AVAILABLE DATA
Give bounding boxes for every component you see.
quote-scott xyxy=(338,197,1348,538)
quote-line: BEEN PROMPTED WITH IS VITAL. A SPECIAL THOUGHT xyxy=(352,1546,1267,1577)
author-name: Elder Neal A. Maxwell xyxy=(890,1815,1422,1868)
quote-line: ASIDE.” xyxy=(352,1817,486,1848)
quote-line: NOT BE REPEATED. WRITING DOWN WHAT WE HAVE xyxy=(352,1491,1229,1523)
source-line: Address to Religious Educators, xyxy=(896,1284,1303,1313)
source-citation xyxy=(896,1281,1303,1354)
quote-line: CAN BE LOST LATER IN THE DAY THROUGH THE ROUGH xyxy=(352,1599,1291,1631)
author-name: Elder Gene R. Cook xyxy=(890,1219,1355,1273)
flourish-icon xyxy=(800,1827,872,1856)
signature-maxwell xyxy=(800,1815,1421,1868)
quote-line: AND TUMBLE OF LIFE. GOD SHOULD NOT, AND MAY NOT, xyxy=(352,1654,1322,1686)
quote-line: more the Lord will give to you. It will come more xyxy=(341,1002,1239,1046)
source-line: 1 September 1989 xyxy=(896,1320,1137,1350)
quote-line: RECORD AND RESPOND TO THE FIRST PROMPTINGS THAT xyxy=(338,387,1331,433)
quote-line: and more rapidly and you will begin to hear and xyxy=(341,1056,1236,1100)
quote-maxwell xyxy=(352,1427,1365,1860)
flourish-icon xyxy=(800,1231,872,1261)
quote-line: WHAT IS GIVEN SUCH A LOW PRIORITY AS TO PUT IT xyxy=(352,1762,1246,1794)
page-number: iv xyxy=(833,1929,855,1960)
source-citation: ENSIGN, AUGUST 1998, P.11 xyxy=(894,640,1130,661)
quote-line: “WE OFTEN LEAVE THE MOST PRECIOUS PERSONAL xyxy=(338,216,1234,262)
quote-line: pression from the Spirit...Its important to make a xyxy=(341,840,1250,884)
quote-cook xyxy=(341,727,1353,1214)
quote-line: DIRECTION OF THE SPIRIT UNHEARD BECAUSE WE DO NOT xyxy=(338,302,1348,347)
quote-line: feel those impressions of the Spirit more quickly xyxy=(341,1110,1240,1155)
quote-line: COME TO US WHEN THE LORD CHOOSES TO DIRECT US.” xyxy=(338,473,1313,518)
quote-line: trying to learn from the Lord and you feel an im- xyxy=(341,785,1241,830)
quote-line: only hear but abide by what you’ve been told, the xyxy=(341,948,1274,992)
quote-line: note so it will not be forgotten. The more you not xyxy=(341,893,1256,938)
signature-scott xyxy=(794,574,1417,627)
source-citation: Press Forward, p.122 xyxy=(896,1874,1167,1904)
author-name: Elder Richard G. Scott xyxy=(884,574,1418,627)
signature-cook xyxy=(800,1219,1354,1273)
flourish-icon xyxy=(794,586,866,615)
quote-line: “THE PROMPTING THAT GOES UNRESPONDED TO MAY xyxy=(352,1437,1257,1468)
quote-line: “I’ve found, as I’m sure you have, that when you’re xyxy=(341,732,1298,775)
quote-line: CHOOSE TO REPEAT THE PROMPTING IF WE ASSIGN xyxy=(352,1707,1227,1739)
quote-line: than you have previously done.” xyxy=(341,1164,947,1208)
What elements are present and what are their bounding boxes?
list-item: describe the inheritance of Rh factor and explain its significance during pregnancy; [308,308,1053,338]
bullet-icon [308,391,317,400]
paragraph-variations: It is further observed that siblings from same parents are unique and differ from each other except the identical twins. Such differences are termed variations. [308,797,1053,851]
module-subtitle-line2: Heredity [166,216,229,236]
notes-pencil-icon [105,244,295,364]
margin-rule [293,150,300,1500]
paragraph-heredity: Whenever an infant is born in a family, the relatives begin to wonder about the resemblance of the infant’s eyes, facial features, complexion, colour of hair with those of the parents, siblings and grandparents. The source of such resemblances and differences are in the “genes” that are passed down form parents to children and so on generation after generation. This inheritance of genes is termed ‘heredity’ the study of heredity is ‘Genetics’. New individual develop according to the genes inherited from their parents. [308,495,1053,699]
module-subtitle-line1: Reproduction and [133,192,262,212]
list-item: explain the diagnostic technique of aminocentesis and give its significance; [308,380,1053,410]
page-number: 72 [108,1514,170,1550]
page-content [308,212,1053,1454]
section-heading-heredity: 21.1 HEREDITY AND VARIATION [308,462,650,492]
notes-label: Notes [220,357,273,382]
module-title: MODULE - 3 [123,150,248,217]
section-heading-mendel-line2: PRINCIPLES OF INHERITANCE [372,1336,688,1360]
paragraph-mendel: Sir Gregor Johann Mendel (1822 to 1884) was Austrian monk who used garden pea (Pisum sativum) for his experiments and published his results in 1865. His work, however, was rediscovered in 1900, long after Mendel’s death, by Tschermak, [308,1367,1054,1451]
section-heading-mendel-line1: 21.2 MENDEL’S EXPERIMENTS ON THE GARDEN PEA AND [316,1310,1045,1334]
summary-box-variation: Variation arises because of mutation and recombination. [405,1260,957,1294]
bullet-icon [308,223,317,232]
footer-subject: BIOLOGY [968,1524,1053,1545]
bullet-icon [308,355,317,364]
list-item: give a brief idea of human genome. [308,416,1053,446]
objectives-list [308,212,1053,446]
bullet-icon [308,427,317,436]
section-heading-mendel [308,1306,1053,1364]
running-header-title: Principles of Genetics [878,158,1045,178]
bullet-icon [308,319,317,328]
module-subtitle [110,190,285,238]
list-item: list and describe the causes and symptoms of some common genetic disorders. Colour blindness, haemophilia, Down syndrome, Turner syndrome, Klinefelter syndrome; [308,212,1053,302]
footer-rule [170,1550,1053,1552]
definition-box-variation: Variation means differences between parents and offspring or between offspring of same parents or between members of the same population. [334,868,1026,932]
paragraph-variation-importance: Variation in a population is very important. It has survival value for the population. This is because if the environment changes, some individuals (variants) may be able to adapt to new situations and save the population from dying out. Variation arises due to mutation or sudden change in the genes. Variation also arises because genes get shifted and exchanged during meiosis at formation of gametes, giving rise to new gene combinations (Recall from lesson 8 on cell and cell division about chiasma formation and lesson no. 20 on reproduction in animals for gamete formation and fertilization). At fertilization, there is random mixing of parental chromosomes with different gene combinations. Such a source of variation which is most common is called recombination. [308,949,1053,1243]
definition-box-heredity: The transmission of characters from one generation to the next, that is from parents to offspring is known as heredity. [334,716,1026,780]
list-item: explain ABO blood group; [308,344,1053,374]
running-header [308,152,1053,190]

TO DO
Go line by line through the data and copy any that contain "describe".

RESPONSE FOR THIS EXERCISE
list-item: describe the inheritance of Rh factor and explain its significance during pregnancy; [308,308,1053,338]
list-item: list and describe the causes and symptoms of some common genetic disorders. Colour blindness, haemophilia, Down syndrome, Turner syndrome, Klinefelter syndrome; [308,212,1053,302]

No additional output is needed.